What needs to be done — Write out the whole listing word for word.

━━━

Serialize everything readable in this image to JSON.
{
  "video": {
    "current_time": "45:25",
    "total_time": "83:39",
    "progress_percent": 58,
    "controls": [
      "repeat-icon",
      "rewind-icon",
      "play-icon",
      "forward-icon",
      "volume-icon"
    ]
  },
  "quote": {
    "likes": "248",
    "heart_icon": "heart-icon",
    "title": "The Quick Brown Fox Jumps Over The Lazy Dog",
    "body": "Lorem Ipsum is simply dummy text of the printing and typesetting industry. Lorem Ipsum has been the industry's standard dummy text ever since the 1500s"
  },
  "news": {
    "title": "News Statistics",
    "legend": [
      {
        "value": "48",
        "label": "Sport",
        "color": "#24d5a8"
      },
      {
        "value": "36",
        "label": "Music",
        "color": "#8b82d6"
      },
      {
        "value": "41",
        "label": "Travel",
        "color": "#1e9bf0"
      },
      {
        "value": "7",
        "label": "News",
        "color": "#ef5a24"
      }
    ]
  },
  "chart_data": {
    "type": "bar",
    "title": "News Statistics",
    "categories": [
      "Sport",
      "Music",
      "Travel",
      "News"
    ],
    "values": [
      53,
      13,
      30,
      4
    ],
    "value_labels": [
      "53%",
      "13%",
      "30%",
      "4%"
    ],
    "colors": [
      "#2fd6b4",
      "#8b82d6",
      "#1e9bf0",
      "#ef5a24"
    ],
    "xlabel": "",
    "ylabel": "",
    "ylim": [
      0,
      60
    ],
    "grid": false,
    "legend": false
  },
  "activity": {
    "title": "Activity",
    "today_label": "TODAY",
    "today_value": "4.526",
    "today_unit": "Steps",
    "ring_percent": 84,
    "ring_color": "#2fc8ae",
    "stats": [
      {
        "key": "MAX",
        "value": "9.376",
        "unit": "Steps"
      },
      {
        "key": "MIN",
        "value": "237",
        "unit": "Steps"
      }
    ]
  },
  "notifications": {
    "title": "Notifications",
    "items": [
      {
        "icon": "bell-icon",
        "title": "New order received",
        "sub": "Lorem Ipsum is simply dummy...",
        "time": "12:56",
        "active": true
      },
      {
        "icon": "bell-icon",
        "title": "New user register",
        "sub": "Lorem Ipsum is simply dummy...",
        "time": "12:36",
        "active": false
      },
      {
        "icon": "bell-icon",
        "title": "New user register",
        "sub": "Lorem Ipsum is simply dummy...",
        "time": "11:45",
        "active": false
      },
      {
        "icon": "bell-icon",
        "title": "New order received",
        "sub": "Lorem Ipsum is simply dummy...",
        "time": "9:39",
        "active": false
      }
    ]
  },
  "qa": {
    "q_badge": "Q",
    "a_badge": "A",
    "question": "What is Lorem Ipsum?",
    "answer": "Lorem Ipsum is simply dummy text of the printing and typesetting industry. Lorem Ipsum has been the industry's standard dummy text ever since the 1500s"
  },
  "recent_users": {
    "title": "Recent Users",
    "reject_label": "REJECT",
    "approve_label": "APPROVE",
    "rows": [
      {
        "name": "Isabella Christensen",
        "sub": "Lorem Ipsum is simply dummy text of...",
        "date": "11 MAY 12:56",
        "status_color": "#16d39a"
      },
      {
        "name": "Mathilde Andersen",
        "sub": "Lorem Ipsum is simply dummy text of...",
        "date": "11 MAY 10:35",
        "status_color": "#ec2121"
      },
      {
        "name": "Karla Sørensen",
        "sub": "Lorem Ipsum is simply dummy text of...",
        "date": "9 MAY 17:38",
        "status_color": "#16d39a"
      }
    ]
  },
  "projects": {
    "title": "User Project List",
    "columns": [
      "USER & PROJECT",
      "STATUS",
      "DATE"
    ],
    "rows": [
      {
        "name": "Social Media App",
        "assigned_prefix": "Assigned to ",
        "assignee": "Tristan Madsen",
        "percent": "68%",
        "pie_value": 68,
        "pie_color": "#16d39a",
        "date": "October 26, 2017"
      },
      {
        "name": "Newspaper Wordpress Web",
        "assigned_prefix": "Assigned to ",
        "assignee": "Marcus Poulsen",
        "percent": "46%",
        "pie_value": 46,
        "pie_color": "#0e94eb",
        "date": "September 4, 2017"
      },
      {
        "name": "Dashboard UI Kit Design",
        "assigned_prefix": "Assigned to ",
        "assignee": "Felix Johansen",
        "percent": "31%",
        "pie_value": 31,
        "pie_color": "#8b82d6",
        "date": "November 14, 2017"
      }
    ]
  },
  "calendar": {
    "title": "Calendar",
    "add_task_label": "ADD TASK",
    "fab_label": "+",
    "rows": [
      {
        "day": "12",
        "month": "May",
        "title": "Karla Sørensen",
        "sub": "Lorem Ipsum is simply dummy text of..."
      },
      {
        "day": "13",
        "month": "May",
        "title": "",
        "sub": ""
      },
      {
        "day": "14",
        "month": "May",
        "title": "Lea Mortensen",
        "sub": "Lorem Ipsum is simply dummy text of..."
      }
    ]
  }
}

━━━

Final result —
Serialize everything readable in this image to JSON.
{
  "video": {
    "current_time": "45:25",
    "total_time": "83:39",
    "progress_percent": 58,
    "controls": [
      "repeat-icon",
      "rewind-icon",
      "play-icon",
      "forward-icon",
      "volume-icon"
    ]
  },
  "quote": {
    "likes": "248",
    "heart_icon": "heart-icon",
    "title": "The Quick Brown Fox Jumps Over The Lazy Dog",
    "body": "Lorem Ipsum is simply dummy text of the printing and typesetting industry. Lorem Ipsum has been the industry's standard dummy text ever since the 1500s"
  },
  "news": {
    "title": "News Statistics",
    "legend": [
      {
        "value": "48",
        "label": "Sport",
        "color": "#24d5a8"
      },
      {
        "value": "36",
        "label": "Music",
        "color": "#8b82d6"
      },
      {
        "value": "41",
        "label": "Travel",
        "color": "#1e9bf0"
      },
      {
        "value": "7",
        "label": "News",
        "color": "#ef5a24"
      }
    ]
  },
  "chart_data": {
    "type": "bar",
    "title": "News Statistics",
    "categories": [
      "Sport",
      "Music",
      "Travel",
      "News"
    ],
    "values": [
      53,
      13,
      30,
      4
    ],
    "value_labels": [
      "53%",
      "13%",
      "30%",
      "4%"
    ],
    "colors": [
      "#2fd6b4",
      "#8b82d6",
      "#1e9bf0",
      "#ef5a24"
    ],
    "xlabel": "",
    "ylabel": "",
    "ylim": [
      0,
      60
    ],
    "grid": false,
    "legend": false
  },
  "activity": {
    "title": "Activity",
    "today_label": "TODAY",
    "today_value": "4.526",
    "today_unit": "Steps",
    "ring_percent": 84,
    "ring_color": "#2fc8ae",
    "stats": [
      {
        "key": "MAX",
        "value": "9.376",
        "unit": "Steps"
      },
      {
        "key": "MIN",
        "value": "237",
        "unit": "Steps"
      }
    ]
  },
  "notifications": {
    "title": "Notifications",
    "items": [
      {
        "icon": "bell-icon",
        "title": "New order received",
        "sub": "Lorem Ipsum is simply dummy...",
        "time": "12:56",
        "active": true
      },
      {
        "icon": "bell-icon",
        "title": "New user register",
        "sub": "Lorem Ipsum is simply dummy...",
        "time": "12:36",
        "active": false
      },
      {
        "icon": "bell-icon",
        "title": "New user register",
        "sub": "Lorem Ipsum is simply dummy...",
        "time": "11:45",
        "active": false
      },
      {
        "icon": "bell-icon",
        "title": "New order received",
        "sub": "Lorem Ipsum is simply dummy...",
        "time": "9:39",
        "active": false
      }
    ]
  },
  "qa": {
    "q_badge": "Q",
    "a_badge": "A",
    "question": "What is Lorem Ipsum?",
    "answer": "Lorem Ipsum is simply dummy text of the printing and typesetting industry. Lorem Ipsum has been the industry's standard dummy text ever since the 1500s"
  },
  "recent_users": {
    "title": "Recent Users",
    "reject_label": "REJECT",
    "approve_label": "APPROVE",
    "rows": [
      {
        "name": "Isabella Christensen",
        "sub": "Lorem Ipsum is simply dummy text of...",
        "date": "11 MAY 12:56",
        "status_color": "#16d39a"
      },
      {
        "name": "Mathilde Andersen",
        "sub": "Lorem Ipsum is simply dummy text of...",
        "date": "11 MAY 10:35",
        "status_color": "#ec2121"
      },
      {
        "name": "Karla Sørensen",
        "sub": "Lorem Ipsum is simply dummy text of...",
        "date": "9 MAY 17:38",
        "status_color": "#16d39a"
      }
    ]
  },
  "projects": {
    "title": "User Project List",
    "columns": [
      "USER & PROJECT",
      "STATUS",
      "DATE"
    ],
    "rows": [
      {
        "name": "Social Media App",
        "assigned_prefix": "Assigned to ",
        "assignee": "Tristan Madsen",
        "percent": "68%",
        "pie_value": 68,
        "pie_color": "#16d39a",
        "date": "October 26, 2017"
      },
      {
        "name": "Newspaper Wordpress Web",
        "assigned_prefix": "Assigned to ",
        "assignee": "Marcus Poulsen",
        "percent": "46%",
        "pie_value": 46,
        "pie_color": "#0e94eb",
        "date": "September 4, 2017"
      },
      {
        "name": "Dashboard UI Kit Design",
        "assigned_prefix": "Assigned to ",
        "assignee": "Felix Johansen",
        "percent": "31%",
        "pie_value": 31,
        "pie_color": "#8b82d6",
        "date": "November 14, 2017"
      }
    ]
  },
  "calendar": {
    "title": "Calendar",
    "add_task_label": "ADD TASK",
    "fab_label": "+",
    "rows": [
      {
        "day": "12",
        "month": "May",
        "title": "Karla Sørensen",
        "sub": "Lorem Ipsum is simply dummy text of..."
      },
      {
        "day": "13",
        "month": "May",
        "title": "",
        "sub": ""
      },
      {
        "day": "14",
        "month": "May",
        "title": "Lea Mortensen",
        "sub": "Lorem Ipsum is simply dummy text of..."
      }
    ]
  }
}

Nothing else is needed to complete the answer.